Find every line in the records below that holds the word "timing", and copy it out.

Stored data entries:
···

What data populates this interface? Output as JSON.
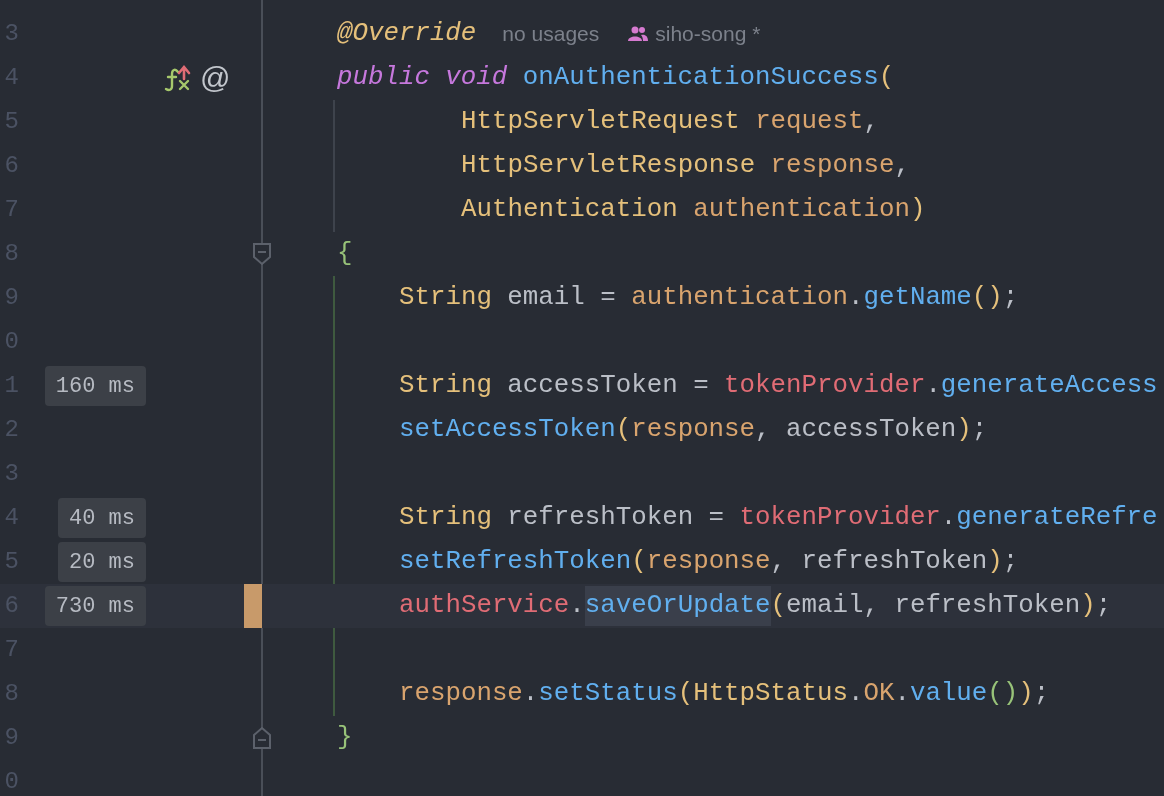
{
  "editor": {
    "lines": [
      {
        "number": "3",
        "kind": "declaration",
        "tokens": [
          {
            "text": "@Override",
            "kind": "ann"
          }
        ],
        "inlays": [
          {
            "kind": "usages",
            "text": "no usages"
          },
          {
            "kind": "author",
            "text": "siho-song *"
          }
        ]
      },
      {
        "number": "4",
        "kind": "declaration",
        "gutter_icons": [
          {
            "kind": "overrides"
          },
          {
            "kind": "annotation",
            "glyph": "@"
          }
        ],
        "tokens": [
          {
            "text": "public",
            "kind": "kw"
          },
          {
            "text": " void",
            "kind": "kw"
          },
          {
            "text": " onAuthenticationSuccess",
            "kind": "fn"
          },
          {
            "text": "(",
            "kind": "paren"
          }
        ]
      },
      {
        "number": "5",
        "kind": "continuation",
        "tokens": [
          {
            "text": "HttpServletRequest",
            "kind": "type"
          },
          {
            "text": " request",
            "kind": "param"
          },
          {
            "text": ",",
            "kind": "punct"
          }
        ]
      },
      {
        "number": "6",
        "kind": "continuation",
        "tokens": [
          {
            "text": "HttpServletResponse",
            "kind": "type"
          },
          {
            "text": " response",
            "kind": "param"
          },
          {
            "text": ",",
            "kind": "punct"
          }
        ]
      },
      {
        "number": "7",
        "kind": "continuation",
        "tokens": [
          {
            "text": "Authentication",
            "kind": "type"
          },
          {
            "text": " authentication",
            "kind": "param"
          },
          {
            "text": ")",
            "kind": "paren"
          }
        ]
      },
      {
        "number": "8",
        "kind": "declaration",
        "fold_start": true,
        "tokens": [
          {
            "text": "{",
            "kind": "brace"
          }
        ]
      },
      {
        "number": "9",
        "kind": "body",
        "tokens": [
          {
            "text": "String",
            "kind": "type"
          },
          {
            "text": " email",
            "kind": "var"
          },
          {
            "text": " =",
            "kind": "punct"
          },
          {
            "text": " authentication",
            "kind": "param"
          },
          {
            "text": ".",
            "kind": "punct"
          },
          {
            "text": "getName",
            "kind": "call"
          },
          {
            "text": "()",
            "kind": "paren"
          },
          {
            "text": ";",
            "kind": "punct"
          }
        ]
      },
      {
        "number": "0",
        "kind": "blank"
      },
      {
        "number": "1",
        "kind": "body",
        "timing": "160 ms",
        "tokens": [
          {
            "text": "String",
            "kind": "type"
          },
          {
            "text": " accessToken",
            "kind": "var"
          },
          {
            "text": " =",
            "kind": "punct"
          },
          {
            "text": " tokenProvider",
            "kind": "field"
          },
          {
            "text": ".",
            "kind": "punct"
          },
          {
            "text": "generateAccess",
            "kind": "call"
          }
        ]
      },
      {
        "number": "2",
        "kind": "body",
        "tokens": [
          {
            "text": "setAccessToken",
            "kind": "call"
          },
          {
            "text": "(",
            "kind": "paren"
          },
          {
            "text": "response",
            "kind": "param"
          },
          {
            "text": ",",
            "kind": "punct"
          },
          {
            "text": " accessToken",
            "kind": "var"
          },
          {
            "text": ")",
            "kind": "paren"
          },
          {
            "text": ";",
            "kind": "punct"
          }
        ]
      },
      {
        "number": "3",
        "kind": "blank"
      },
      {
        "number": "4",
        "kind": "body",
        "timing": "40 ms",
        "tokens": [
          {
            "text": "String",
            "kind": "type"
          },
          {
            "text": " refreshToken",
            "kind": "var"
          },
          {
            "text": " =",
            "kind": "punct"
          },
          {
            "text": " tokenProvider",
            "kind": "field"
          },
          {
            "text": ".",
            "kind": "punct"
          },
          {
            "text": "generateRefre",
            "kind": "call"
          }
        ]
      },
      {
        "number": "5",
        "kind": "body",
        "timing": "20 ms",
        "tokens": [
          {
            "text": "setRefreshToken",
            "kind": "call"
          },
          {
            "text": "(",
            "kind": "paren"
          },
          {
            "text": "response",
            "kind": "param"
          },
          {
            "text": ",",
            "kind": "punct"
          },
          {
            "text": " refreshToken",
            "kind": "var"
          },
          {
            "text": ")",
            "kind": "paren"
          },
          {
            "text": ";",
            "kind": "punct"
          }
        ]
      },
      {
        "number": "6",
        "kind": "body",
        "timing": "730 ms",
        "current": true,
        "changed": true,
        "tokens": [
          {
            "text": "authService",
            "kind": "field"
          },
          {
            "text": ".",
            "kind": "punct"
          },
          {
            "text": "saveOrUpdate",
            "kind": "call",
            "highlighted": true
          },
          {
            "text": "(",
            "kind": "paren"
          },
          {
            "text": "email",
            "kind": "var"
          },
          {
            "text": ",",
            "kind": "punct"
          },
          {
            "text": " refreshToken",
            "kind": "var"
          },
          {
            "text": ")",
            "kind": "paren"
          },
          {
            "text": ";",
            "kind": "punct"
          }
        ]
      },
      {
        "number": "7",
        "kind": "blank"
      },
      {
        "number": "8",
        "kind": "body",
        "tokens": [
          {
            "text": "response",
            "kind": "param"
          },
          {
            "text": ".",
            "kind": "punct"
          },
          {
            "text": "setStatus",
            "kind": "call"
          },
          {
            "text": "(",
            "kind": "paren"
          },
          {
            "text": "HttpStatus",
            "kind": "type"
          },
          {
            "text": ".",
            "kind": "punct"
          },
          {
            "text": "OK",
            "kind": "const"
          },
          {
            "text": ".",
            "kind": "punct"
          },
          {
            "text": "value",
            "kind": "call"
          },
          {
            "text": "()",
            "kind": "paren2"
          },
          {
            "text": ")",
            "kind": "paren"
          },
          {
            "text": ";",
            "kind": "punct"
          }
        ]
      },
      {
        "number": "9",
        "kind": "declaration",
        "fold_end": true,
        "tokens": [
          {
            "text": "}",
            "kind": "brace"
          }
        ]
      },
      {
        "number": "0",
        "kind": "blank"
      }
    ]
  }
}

···

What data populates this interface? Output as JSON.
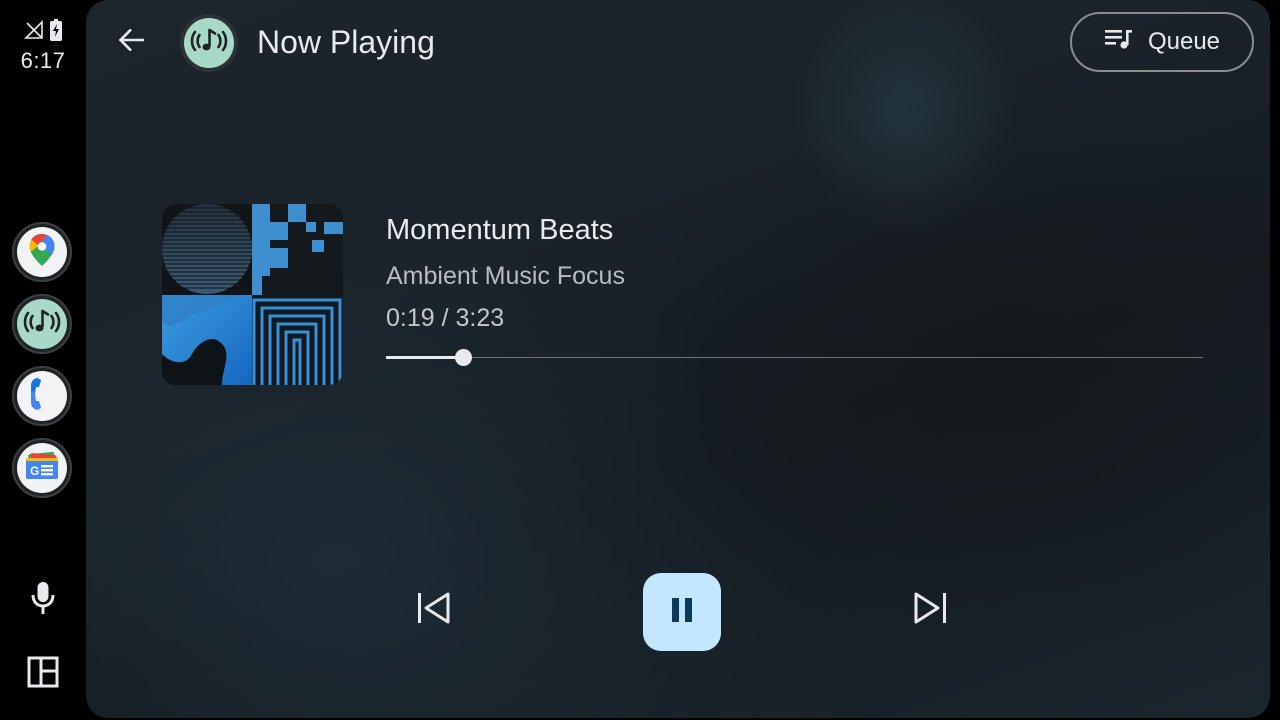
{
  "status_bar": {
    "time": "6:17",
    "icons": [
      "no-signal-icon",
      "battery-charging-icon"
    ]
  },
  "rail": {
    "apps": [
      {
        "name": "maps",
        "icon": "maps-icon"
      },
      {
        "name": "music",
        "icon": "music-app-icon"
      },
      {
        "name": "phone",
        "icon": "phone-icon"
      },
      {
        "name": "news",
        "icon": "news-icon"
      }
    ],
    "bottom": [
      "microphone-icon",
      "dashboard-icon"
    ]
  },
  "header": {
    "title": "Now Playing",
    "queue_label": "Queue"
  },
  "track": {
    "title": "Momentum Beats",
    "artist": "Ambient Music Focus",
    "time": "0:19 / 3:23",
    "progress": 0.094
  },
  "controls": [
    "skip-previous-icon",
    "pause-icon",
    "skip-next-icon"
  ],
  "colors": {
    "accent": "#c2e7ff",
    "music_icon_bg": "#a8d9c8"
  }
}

···

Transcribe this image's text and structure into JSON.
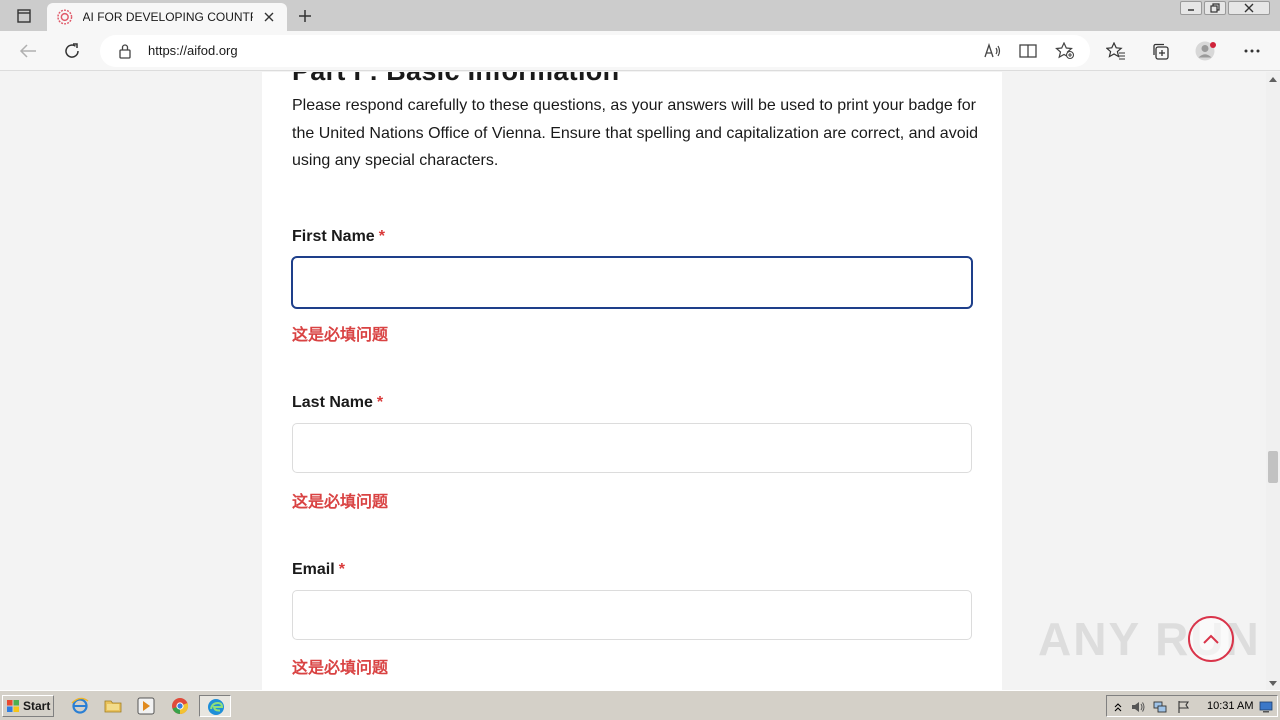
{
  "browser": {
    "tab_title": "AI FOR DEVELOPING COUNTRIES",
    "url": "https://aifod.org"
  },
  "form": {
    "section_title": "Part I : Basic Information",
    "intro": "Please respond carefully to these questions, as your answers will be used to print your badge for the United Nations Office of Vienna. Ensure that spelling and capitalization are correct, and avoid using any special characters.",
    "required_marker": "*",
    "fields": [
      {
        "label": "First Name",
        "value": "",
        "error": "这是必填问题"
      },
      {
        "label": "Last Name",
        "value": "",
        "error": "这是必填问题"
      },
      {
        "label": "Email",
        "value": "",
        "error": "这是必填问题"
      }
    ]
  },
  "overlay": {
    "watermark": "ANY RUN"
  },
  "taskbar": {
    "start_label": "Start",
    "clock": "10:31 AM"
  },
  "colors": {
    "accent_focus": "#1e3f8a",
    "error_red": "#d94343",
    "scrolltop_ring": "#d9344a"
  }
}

···

**SOLUTION TO THIS EXERCISE**
        "timing": "160 ms",
        "timing": "40 ms",
        "timing": "20 ms",
        "timing": "730 ms",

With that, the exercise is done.